── Recorded data ──

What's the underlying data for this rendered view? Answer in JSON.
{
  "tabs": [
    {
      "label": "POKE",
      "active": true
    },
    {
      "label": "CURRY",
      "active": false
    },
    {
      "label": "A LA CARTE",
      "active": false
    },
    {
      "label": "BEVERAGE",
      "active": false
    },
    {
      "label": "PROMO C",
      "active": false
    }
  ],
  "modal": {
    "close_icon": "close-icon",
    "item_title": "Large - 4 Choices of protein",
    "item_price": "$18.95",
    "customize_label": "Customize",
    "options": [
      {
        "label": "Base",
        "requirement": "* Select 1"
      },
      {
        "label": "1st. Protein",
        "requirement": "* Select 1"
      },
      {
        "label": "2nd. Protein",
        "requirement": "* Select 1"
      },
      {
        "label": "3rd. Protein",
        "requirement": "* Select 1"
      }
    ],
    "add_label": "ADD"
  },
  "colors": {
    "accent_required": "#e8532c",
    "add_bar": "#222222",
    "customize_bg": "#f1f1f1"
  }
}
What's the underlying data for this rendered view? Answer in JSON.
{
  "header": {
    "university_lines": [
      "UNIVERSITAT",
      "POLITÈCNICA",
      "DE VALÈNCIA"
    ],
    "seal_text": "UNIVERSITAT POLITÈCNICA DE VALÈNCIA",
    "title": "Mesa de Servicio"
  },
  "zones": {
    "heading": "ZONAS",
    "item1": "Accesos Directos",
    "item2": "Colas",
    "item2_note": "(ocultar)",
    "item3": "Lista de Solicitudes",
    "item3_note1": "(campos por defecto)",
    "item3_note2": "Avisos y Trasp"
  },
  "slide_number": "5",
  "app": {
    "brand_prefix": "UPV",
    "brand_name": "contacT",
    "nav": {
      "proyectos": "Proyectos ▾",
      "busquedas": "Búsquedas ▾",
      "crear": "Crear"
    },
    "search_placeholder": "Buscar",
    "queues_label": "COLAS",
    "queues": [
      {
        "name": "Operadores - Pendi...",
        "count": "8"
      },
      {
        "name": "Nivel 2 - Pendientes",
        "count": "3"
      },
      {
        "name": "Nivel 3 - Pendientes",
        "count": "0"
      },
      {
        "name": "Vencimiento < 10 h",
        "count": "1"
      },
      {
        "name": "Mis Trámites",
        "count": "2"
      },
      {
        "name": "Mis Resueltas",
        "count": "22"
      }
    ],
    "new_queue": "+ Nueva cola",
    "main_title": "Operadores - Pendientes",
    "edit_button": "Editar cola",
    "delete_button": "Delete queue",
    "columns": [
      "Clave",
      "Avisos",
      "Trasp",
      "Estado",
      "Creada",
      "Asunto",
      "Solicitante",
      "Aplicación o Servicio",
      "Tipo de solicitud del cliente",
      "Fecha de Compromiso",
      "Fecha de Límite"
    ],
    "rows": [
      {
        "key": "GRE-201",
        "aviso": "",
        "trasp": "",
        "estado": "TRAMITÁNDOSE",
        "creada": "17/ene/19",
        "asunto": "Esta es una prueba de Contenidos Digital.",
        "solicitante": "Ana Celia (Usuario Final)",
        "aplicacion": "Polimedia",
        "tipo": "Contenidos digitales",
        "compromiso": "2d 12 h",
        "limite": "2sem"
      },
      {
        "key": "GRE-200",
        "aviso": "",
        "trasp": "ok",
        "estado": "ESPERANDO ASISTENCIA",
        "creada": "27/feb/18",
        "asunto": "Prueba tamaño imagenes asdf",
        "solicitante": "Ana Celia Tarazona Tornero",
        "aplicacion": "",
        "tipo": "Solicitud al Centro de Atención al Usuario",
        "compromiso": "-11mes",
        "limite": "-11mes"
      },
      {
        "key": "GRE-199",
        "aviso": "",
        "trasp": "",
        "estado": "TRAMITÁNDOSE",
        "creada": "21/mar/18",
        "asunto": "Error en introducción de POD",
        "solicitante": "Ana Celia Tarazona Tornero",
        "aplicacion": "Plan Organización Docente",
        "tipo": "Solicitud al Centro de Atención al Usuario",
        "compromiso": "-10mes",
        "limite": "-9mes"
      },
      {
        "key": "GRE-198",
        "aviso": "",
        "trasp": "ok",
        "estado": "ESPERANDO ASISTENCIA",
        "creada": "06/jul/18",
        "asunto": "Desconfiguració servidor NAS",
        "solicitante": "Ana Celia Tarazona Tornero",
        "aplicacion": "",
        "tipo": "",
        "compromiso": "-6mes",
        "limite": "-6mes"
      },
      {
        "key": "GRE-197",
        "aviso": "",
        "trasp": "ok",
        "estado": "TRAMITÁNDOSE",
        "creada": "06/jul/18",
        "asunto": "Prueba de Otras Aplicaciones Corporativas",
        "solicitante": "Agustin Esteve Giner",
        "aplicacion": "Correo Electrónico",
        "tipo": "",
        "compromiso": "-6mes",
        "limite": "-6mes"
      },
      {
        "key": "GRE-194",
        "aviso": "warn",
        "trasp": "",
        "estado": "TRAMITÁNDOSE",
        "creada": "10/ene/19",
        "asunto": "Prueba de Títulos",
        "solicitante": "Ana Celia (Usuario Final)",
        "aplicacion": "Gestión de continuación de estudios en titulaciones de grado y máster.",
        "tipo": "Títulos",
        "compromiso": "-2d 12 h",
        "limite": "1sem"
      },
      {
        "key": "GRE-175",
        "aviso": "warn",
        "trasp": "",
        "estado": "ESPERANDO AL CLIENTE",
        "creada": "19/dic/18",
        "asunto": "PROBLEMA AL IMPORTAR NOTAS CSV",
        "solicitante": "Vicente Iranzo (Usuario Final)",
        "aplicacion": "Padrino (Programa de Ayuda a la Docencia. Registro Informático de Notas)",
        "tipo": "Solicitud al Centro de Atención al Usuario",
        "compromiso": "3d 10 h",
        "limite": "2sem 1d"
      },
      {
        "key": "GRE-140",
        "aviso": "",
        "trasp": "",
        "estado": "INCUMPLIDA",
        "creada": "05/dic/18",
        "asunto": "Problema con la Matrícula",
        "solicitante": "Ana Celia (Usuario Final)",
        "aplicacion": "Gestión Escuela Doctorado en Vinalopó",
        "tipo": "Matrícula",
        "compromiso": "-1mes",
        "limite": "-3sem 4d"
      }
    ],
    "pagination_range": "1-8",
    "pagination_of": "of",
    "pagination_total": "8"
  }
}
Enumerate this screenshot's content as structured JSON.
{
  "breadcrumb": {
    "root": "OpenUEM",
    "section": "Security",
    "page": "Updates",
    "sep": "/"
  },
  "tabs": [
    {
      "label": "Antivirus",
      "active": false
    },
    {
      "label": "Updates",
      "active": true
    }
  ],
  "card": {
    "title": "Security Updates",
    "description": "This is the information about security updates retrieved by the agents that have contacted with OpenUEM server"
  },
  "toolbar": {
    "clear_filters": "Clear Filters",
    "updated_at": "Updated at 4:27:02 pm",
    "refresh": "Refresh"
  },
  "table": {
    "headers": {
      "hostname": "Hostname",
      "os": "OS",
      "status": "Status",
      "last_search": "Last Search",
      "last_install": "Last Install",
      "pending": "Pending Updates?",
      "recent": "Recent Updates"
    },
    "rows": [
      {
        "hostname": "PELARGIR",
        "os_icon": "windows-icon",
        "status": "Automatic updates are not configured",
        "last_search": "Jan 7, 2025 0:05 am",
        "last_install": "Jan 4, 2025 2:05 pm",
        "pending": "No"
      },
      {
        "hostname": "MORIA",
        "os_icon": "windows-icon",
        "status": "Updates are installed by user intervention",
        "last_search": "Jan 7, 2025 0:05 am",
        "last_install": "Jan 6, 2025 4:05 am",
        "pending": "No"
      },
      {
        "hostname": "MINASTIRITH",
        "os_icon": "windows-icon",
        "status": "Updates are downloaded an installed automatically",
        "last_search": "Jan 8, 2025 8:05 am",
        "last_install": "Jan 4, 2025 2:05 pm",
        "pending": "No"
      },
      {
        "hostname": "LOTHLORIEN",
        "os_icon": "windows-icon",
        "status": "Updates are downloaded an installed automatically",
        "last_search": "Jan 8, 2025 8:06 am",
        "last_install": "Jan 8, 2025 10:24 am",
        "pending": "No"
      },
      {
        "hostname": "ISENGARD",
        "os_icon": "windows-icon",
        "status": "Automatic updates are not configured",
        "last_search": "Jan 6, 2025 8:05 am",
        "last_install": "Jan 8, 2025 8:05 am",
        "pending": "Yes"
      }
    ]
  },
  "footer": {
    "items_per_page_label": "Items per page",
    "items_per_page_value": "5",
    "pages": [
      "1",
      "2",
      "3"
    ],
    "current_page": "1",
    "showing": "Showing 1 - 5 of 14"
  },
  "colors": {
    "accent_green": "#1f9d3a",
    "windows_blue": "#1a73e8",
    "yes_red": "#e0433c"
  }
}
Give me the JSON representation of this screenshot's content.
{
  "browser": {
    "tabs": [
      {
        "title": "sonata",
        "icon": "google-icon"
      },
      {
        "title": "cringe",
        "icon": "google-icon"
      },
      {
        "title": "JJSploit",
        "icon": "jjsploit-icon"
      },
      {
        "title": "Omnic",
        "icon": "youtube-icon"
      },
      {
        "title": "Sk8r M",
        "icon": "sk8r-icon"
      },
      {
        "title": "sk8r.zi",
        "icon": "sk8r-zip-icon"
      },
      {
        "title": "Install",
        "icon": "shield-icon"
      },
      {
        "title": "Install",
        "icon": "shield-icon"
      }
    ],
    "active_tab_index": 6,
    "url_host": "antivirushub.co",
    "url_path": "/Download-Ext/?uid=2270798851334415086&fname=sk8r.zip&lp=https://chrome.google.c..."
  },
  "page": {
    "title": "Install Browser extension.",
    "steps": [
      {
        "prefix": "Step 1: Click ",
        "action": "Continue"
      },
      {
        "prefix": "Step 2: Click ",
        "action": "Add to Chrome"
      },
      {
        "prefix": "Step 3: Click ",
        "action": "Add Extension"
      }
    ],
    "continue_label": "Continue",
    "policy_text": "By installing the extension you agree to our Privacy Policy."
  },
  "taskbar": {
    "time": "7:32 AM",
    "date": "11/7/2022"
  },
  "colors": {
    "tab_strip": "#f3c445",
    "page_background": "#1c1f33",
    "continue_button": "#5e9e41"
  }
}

───

> _Your instructions_
Copy out every line of the data that includes the word "Servicio".

> _Worked solution_
    "title": "Mesa de Servicio"
      "Aplicación o Servicio",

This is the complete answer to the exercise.